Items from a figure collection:
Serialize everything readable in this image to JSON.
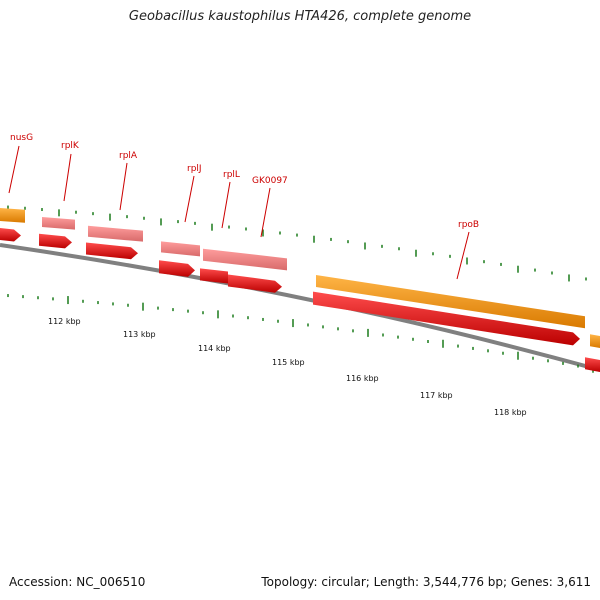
{
  "title": "Geobacillus kaustophilus HTA426, complete genome",
  "footer": {
    "accession": "Accession: NC_006510",
    "summary": "Topology: circular; Length: 3,544,776 bp; Genes: 3,611"
  },
  "scale_labels": [
    "112 kbp",
    "113 kbp",
    "114 kbp",
    "115 kbp",
    "116 kbp",
    "117 kbp",
    "118 kbp"
  ],
  "gene_labels": [
    "nusG",
    "rplK",
    "rplA",
    "rplJ",
    "rplL",
    "GK0097",
    "rpoB"
  ],
  "colors": {
    "cds": "#ee1111",
    "gene_light": "#f08080",
    "gene_orange": "#ff9a1a",
    "tick": "#1a7a1a",
    "label": "#cc0000",
    "backbone": "#777777"
  }
}
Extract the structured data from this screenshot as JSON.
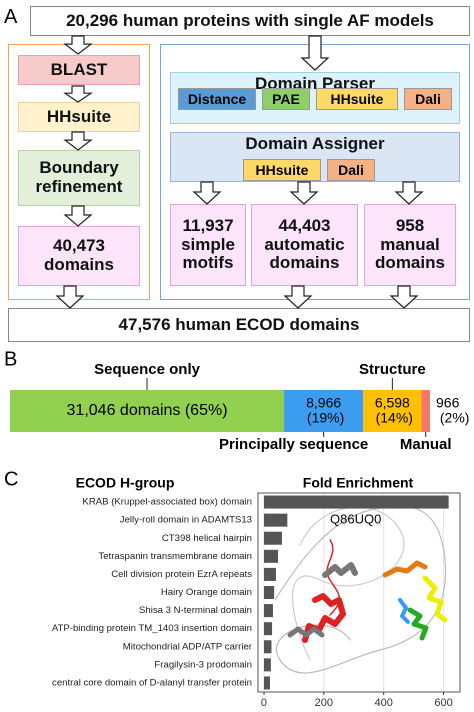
{
  "panel_a": {
    "label": "A",
    "source": "20,296 human proteins with single AF models",
    "left": [
      "BLAST",
      "HHsuite",
      "Boundary refinement",
      "40,473 domains"
    ],
    "parser": {
      "title": "Domain Parser",
      "tools": [
        "Distance",
        "PAE",
        "HHsuite",
        "Dali"
      ]
    },
    "assigner": {
      "title": "Domain Assigner",
      "tools": [
        "HHsuite",
        "Dali"
      ]
    },
    "outputs": [
      "11,937 simple motifs",
      "44,403 automatic domains",
      "958 manual domains"
    ],
    "result": "47,576 human ECOD domains"
  },
  "chart_data": [
    {
      "type": "stacked_bar",
      "label": "B",
      "orientation": "horizontal",
      "series": [
        {
          "name": "Sequence only",
          "color": "#92d050",
          "values": [
            31046
          ],
          "value_labels": [
            "31,046 domains (65%)"
          ]
        },
        {
          "name": "Principally sequence",
          "color": "#3c9cf0",
          "values": [
            8966
          ],
          "value_labels": [
            "8,966 (19%)"
          ]
        },
        {
          "name": "Structure",
          "color": "#ffc000",
          "values": [
            6598
          ],
          "value_labels": [
            "6,598 (14%)"
          ]
        },
        {
          "name": "Manual",
          "color": "#f4796b",
          "values": [
            966
          ],
          "value_labels": [
            "966 (2%)"
          ]
        }
      ]
    },
    {
      "type": "hbar",
      "label": "C",
      "title": "Fold Enrichment",
      "ylabel": "ECOD H-group",
      "annotation": "Q86UQ0",
      "color": "#555555",
      "grid": true,
      "categories": [
        "KRAB (Kruppel-associated box) domain",
        "Jelly-roll domain in ADAMTS13",
        "CT398 helical hairpin",
        "Tetraspanin transmembrane domain",
        "Cell division protein EzrA repeats",
        "Hairy Orange domain",
        "Shisa 3 N-terminal domain",
        "ATP-binding protein TM_1403 insertion domain",
        "Mitochondrial ADP/ATP carrier",
        "Fragilysin-3 prodomain",
        "central core domain of D-alanyl transfer protein"
      ],
      "values": [
        617,
        78,
        60,
        47,
        40,
        34,
        30,
        27,
        25,
        23,
        20
      ],
      "xlim": [
        -20,
        655
      ],
      "xticks": [
        0,
        200,
        400,
        600
      ]
    }
  ]
}
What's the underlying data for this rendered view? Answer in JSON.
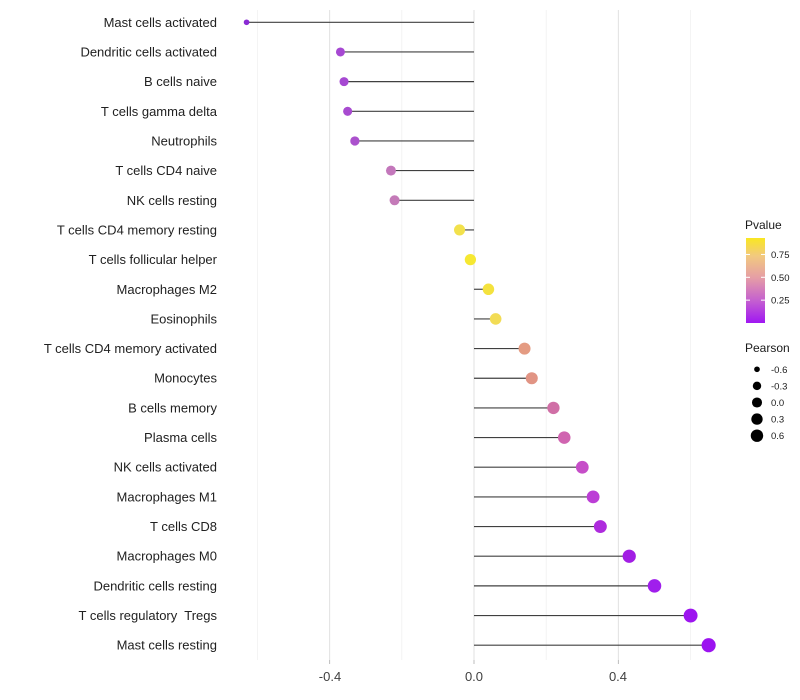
{
  "chart_data": {
    "type": "lollipop",
    "orientation": "horizontal",
    "xlabel": "",
    "ylabel": "",
    "x_tick_labels": [
      "-0.4",
      "0.0",
      "0.4"
    ],
    "x_tick_values": [
      -0.4,
      0.0,
      0.4
    ],
    "x_minor_gridlines": [
      -0.6,
      -0.2,
      0.2,
      0.6
    ],
    "xlim": [
      -0.7,
      0.712
    ],
    "grid": "on",
    "stem_color": "#404040",
    "rows": [
      {
        "label": "Mast cells activated",
        "pearson": -0.63,
        "color": "#8A2BD4"
      },
      {
        "label": "Dendritic cells activated",
        "pearson": -0.37,
        "color": "#A648D2"
      },
      {
        "label": "B cells naive",
        "pearson": -0.36,
        "color": "#A648D2"
      },
      {
        "label": "T cells gamma delta",
        "pearson": -0.35,
        "color": "#A84BD0"
      },
      {
        "label": "Neutrophils",
        "pearson": -0.33,
        "color": "#AB51CD"
      },
      {
        "label": "T cells CD4 naive",
        "pearson": -0.23,
        "color": "#C377BB"
      },
      {
        "label": "NK cells resting",
        "pearson": -0.22,
        "color": "#C47AB8"
      },
      {
        "label": "T cells CD4 memory resting",
        "pearson": -0.04,
        "color": "#F2E14C"
      },
      {
        "label": "T cells follicular helper",
        "pearson": -0.01,
        "color": "#F6E832"
      },
      {
        "label": "Macrophages M2",
        "pearson": 0.04,
        "color": "#F4E23E"
      },
      {
        "label": "Eosinophils",
        "pearson": 0.06,
        "color": "#F2DC55"
      },
      {
        "label": "T cells CD4 memory activated",
        "pearson": 0.14,
        "color": "#E49B82"
      },
      {
        "label": "Monocytes",
        "pearson": 0.16,
        "color": "#E19484"
      },
      {
        "label": "B cells memory",
        "pearson": 0.22,
        "color": "#D06FA6"
      },
      {
        "label": "Plasma cells",
        "pearson": 0.25,
        "color": "#D064B0"
      },
      {
        "label": "NK cells activated",
        "pearson": 0.3,
        "color": "#C64EC8"
      },
      {
        "label": "Macrophages M1",
        "pearson": 0.33,
        "color": "#BC3ED6"
      },
      {
        "label": "T cells CD8",
        "pearson": 0.35,
        "color": "#AE2BDD"
      },
      {
        "label": "Macrophages M0",
        "pearson": 0.43,
        "color": "#A21EE4"
      },
      {
        "label": "Dendritic cells resting",
        "pearson": 0.5,
        "color": "#A01EEC"
      },
      {
        "label": "T cells regulatory  Tregs",
        "pearson": 0.6,
        "color": "#9D15EF"
      },
      {
        "label": "Mast cells resting",
        "pearson": 0.65,
        "color": "#9C13F0"
      }
    ],
    "legends": {
      "color": {
        "title": "Pvalue",
        "tick_labels": [
          "0.75",
          "0.50",
          "0.25"
        ],
        "tick_values": [
          0.75,
          0.5,
          0.25
        ],
        "range_max": 0.93,
        "gradient_stops": [
          {
            "o": 0.0,
            "c": "#F9E721"
          },
          {
            "o": 0.21,
            "c": "#F2C97F"
          },
          {
            "o": 0.47,
            "c": "#E59DA6"
          },
          {
            "o": 0.74,
            "c": "#C45FD0"
          },
          {
            "o": 1.0,
            "c": "#A017F2"
          }
        ]
      },
      "size": {
        "title": "Pearson",
        "items": [
          {
            "label": "-0.6",
            "value": -0.6
          },
          {
            "label": "-0.3",
            "value": -0.3
          },
          {
            "label": "0.0",
            "value": 0.0
          },
          {
            "label": "0.3",
            "value": 0.3
          },
          {
            "label": "0.6",
            "value": 0.6
          }
        ],
        "dot_color": "#000000"
      }
    }
  },
  "colors": {
    "background": "#FFFFFF",
    "major_grid": "#E4E4E4",
    "minor_grid": "#F1F1F1",
    "axis_tick": "#BDBDBD",
    "axis_text": "#404040",
    "label_text": "#212121",
    "legend_text": "#1A1A1A"
  }
}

▸ WORK INSTRUCTIONS
Reproduce each line from the data that has "this" in it.

▸ ANSWER
Serialize everything readable in this image to JSON.
Extract the structured data from this screenshot as JSON.
What's the underlying data for this rendered view? Answer in JSON.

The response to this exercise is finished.